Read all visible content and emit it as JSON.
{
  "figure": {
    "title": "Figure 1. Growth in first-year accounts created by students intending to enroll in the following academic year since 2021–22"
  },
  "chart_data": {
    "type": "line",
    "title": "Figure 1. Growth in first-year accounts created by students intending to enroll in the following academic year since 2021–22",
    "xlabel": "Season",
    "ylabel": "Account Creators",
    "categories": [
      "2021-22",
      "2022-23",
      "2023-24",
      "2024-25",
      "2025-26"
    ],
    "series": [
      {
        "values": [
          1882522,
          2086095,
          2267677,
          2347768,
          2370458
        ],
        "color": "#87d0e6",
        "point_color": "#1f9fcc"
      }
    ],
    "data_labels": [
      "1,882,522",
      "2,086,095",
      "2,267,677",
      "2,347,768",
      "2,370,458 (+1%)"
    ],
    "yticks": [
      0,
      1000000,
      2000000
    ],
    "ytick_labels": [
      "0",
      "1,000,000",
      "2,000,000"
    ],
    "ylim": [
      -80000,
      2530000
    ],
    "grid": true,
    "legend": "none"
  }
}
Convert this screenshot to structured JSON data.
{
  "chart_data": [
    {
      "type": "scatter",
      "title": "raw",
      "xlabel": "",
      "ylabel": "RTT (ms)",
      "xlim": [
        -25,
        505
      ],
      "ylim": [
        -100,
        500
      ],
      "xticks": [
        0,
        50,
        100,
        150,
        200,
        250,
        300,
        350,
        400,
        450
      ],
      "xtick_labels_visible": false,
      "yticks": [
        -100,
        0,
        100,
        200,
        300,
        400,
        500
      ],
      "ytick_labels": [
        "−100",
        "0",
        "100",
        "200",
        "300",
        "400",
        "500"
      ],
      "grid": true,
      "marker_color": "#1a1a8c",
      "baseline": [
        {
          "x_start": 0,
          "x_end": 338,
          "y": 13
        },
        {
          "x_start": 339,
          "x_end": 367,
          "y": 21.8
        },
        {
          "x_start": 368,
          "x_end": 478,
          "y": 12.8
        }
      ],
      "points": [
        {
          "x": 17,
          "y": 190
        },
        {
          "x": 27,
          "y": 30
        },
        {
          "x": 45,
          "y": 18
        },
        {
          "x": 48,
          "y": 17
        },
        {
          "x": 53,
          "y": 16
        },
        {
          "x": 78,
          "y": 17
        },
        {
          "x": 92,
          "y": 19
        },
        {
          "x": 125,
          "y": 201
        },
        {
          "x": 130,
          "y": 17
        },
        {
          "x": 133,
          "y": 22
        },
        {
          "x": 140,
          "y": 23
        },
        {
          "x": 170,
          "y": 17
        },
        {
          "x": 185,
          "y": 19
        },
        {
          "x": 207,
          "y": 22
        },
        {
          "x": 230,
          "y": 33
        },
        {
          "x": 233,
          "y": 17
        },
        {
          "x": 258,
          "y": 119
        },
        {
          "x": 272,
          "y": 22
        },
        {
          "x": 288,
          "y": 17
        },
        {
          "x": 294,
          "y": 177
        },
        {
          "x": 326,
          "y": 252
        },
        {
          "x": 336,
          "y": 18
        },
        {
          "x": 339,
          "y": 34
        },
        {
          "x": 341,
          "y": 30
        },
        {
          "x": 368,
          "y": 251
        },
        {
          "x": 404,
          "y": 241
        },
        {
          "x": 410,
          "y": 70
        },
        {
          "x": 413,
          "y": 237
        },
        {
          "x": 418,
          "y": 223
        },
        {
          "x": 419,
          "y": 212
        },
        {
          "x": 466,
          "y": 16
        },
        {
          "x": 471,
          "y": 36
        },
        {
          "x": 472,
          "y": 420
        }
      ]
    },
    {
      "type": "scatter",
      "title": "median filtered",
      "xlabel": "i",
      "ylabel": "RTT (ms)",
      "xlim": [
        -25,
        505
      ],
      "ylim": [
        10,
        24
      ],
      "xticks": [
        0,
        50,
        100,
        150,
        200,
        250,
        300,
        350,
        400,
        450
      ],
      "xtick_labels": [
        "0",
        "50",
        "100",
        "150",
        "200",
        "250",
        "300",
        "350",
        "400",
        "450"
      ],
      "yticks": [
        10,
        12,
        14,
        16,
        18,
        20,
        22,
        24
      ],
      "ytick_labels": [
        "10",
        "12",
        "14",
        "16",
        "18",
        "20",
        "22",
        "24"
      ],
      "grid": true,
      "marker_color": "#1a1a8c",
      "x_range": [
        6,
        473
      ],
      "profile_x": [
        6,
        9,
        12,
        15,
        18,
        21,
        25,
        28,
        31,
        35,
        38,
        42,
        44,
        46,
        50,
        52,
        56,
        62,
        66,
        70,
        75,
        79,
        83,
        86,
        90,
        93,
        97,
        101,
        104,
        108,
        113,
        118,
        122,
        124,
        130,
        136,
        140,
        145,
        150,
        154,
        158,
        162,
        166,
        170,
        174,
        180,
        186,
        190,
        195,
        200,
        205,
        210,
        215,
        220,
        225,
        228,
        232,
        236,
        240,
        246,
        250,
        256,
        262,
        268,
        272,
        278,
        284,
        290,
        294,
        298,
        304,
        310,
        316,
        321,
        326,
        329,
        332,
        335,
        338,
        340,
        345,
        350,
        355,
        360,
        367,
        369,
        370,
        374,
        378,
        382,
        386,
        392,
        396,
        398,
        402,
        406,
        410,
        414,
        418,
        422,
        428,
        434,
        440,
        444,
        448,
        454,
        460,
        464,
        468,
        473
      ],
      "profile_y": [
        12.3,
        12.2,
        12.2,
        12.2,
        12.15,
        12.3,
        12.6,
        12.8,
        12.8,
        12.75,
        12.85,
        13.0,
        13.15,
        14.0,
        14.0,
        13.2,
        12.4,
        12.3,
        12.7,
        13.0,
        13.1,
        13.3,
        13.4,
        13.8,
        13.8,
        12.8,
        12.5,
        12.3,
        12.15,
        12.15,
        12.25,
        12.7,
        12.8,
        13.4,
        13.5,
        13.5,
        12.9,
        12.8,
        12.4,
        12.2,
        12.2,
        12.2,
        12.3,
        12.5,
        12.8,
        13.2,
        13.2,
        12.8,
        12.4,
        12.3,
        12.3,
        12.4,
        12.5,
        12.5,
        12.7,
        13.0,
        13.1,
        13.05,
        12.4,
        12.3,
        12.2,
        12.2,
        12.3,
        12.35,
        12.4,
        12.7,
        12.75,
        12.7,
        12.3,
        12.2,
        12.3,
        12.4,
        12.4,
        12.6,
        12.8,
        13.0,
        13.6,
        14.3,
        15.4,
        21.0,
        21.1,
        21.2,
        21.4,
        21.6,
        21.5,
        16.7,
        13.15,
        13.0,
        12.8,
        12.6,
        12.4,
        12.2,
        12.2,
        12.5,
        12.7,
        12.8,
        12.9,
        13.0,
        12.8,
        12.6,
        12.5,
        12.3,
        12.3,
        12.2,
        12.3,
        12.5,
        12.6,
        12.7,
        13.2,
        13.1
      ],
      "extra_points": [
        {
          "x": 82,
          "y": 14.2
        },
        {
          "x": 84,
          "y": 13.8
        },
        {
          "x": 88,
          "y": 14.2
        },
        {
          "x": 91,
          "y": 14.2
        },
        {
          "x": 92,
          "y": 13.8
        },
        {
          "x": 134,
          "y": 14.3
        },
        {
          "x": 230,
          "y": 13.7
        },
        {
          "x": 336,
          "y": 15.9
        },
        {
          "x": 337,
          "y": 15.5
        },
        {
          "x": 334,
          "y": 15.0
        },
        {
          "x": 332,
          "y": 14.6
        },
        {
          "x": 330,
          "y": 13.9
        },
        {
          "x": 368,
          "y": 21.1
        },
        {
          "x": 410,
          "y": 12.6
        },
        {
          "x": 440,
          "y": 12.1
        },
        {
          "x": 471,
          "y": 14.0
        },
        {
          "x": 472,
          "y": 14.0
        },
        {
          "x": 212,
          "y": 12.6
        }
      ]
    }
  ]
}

▸ **TASK BRIEF**
Repeat the data above, word for word.

▸ **OUTPUT FOR THIS EXERCISE**
Read all visible content and emit it as JSON.
{
  "figure": {
    "title": "Figure 1. Growth in first-year accounts created by students intending to enroll in the following academic year since 2021–22"
  },
  "chart_data": {
    "type": "line",
    "title": "Figure 1. Growth in first-year accounts created by students intending to enroll in the following academic year since 2021–22",
    "xlabel": "Season",
    "ylabel": "Account Creators",
    "categories": [
      "2021-22",
      "2022-23",
      "2023-24",
      "2024-25",
      "2025-26"
    ],
    "series": [
      {
        "values": [
          1882522,
          2086095,
          2267677,
          2347768,
          2370458
        ],
        "color": "#87d0e6",
        "point_color": "#1f9fcc"
      }
    ],
    "data_labels": [
      "1,882,522",
      "2,086,095",
      "2,267,677",
      "2,347,768",
      "2,370,458 (+1%)"
    ],
    "yticks": [
      0,
      1000000,
      2000000
    ],
    "ytick_labels": [
      "0",
      "1,000,000",
      "2,000,000"
    ],
    "ylim": [
      -80000,
      2530000
    ],
    "grid": true,
    "legend": "none"
  }
}
Convert this screenshot to structured JSON data.
{
  "chart_data": [
    {
      "type": "scatter",
      "title": "raw",
      "xlabel": "",
      "ylabel": "RTT (ms)",
      "xlim": [
        -25,
        505
      ],
      "ylim": [
        -100,
        500
      ],
      "xticks": [
        0,
        50,
        100,
        150,
        200,
        250,
        300,
        350,
        400,
        450
      ],
      "xtick_labels_visible": false,
      "yticks": [
        -100,
        0,
        100,
        200,
        300,
        400,
        500
      ],
      "ytick_labels": [
        "−100",
        "0",
        "100",
        "200",
        "300",
        "400",
        "500"
      ],
      "grid": true,
      "marker_color": "#1a1a8c",
      "baseline": [
        {
          "x_start": 0,
          "x_end": 338,
          "y": 13
        },
        {
          "x_start": 339,
          "x_end": 367,
          "y": 21.8
        },
        {
          "x_start": 368,
          "x_end": 478,
          "y": 12.8
        }
      ],
      "points": [
        {
          "x": 17,
          "y": 190
        },
        {
          "x": 27,
          "y": 30
        },
        {
          "x": 45,
          "y": 18
        },
        {
          "x": 48,
          "y": 17
        },
        {
          "x": 53,
          "y": 16
        },
        {
          "x": 78,
          "y": 17
        },
        {
          "x": 92,
          "y": 19
        },
        {
          "x": 125,
          "y": 201
        },
        {
          "x": 130,
          "y": 17
        },
        {
          "x": 133,
          "y": 22
        },
        {
          "x": 140,
          "y": 23
        },
        {
          "x": 170,
          "y": 17
        },
        {
          "x": 185,
          "y": 19
        },
        {
          "x": 207,
          "y": 22
        },
        {
          "x": 230,
          "y": 33
        },
        {
          "x": 233,
          "y": 17
        },
        {
          "x": 258,
          "y": 119
        },
        {
          "x": 272,
          "y": 22
        },
        {
          "x": 288,
          "y": 17
        },
        {
          "x": 294,
          "y": 177
        },
        {
          "x": 326,
          "y": 252
        },
        {
          "x": 336,
          "y": 18
        },
        {
          "x": 339,
          "y": 34
        },
        {
          "x": 341,
          "y": 30
        },
        {
          "x": 368,
          "y": 251
        },
        {
          "x": 404,
          "y": 241
        },
        {
          "x": 410,
          "y": 70
        },
        {
          "x": 413,
          "y": 237
        },
        {
          "x": 418,
          "y": 223
        },
        {
          "x": 419,
          "y": 212
        },
        {
          "x": 466,
          "y": 16
        },
        {
          "x": 471,
          "y": 36
        },
        {
          "x": 472,
          "y": 420
        }
      ]
    },
    {
      "type": "scatter",
      "title": "median filtered",
      "xlabel": "i",
      "ylabel": "RTT (ms)",
      "xlim": [
        -25,
        505
      ],
      "ylim": [
        10,
        24
      ],
      "xticks": [
        0,
        50,
        100,
        150,
        200,
        250,
        300,
        350,
        400,
        450
      ],
      "xtick_labels": [
        "0",
        "50",
        "100",
        "150",
        "200",
        "250",
        "300",
        "350",
        "400",
        "450"
      ],
      "yticks": [
        10,
        12,
        14,
        16,
        18,
        20,
        22,
        24
      ],
      "ytick_labels": [
        "10",
        "12",
        "14",
        "16",
        "18",
        "20",
        "22",
        "24"
      ],
      "grid": true,
      "marker_color": "#1a1a8c",
      "x_range": [
        6,
        473
      ],
      "profile_x": [
        6,
        9,
        12,
        15,
        18,
        21,
        25,
        28,
        31,
        35,
        38,
        42,
        44,
        46,
        50,
        52,
        56,
        62,
        66,
        70,
        75,
        79,
        83,
        86,
        90,
        93,
        97,
        101,
        104,
        108,
        113,
        118,
        122,
        124,
        130,
        136,
        140,
        145,
        150,
        154,
        158,
        162,
        166,
        170,
        174,
        180,
        186,
        190,
        195,
        200,
        205,
        210,
        215,
        220,
        225,
        228,
        232,
        236,
        240,
        246,
        250,
        256,
        262,
        268,
        272,
        278,
        284,
        290,
        294,
        298,
        304,
        310,
        316,
        321,
        326,
        329,
        332,
        335,
        338,
        340,
        345,
        350,
        355,
        360,
        367,
        369,
        370,
        374,
        378,
        382,
        386,
        392,
        396,
        398,
        402,
        406,
        410,
        414,
        418,
        422,
        428,
        434,
        440,
        444,
        448,
        454,
        460,
        464,
        468,
        473
      ],
      "profile_y": [
        12.3,
        12.2,
        12.2,
        12.2,
        12.15,
        12.3,
        12.6,
        12.8,
        12.8,
        12.75,
        12.85,
        13.0,
        13.15,
        14.0,
        14.0,
        13.2,
        12.4,
        12.3,
        12.7,
        13.0,
        13.1,
        13.3,
        13.4,
        13.8,
        13.8,
        12.8,
        12.5,
        12.3,
        12.15,
        12.15,
        12.25,
        12.7,
        12.8,
        13.4,
        13.5,
        13.5,
        12.9,
        12.8,
        12.4,
        12.2,
        12.2,
        12.2,
        12.3,
        12.5,
        12.8,
        13.2,
        13.2,
        12.8,
        12.4,
        12.3,
        12.3,
        12.4,
        12.5,
        12.5,
        12.7,
        13.0,
        13.1,
        13.05,
        12.4,
        12.3,
        12.2,
        12.2,
        12.3,
        12.35,
        12.4,
        12.7,
        12.75,
        12.7,
        12.3,
        12.2,
        12.3,
        12.4,
        12.4,
        12.6,
        12.8,
        13.0,
        13.6,
        14.3,
        15.4,
        21.0,
        21.1,
        21.2,
        21.4,
        21.6,
        21.5,
        16.7,
        13.15,
        13.0,
        12.8,
        12.6,
        12.4,
        12.2,
        12.2,
        12.5,
        12.7,
        12.8,
        12.9,
        13.0,
        12.8,
        12.6,
        12.5,
        12.3,
        12.3,
        12.2,
        12.3,
        12.5,
        12.6,
        12.7,
        13.2,
        13.1
      ],
      "extra_points": [
        {
          "x": 82,
          "y": 14.2
        },
        {
          "x": 84,
          "y": 13.8
        },
        {
          "x": 88,
          "y": 14.2
        },
        {
          "x": 91,
          "y": 14.2
        },
        {
          "x": 92,
          "y": 13.8
        },
        {
          "x": 134,
          "y": 14.3
        },
        {
          "x": 230,
          "y": 13.7
        },
        {
          "x": 336,
          "y": 15.9
        },
        {
          "x": 337,
          "y": 15.5
        },
        {
          "x": 334,
          "y": 15.0
        },
        {
          "x": 332,
          "y": 14.6
        },
        {
          "x": 330,
          "y": 13.9
        },
        {
          "x": 368,
          "y": 21.1
        },
        {
          "x": 410,
          "y": 12.6
        },
        {
          "x": 440,
          "y": 12.1
        },
        {
          "x": 471,
          "y": 14.0
        },
        {
          "x": 472,
          "y": 14.0
        },
        {
          "x": 212,
          "y": 12.6
        }
      ]
    }
  ]
}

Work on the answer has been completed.